AIM:
Restate the complete material exactly.

_ _ _

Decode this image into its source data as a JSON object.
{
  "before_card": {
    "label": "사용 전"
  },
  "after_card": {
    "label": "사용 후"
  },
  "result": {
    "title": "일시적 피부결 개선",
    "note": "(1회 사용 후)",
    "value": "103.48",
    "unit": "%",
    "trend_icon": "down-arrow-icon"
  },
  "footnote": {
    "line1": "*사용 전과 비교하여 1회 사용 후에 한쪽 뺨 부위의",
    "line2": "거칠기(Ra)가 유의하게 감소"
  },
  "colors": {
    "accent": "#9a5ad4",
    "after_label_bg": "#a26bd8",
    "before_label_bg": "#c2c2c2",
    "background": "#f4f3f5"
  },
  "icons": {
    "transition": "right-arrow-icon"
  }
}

_ _ _

RESPONSE:
Decode this image into its source data as a JSON object.
{
  "before_card": {
    "label": "사용 전"
  },
  "after_card": {
    "label": "사용 후"
  },
  "result": {
    "title": "일시적 피부결 개선",
    "note": "(1회 사용 후)",
    "value": "103.48",
    "unit": "%",
    "trend_icon": "down-arrow-icon"
  },
  "footnote": {
    "line1": "*사용 전과 비교하여 1회 사용 후에 한쪽 뺨 부위의",
    "line2": "거칠기(Ra)가 유의하게 감소"
  },
  "colors": {
    "accent": "#9a5ad4",
    "after_label_bg": "#a26bd8",
    "before_label_bg": "#c2c2c2",
    "background": "#f4f3f5"
  },
  "icons": {
    "transition": "right-arrow-icon"
  }
}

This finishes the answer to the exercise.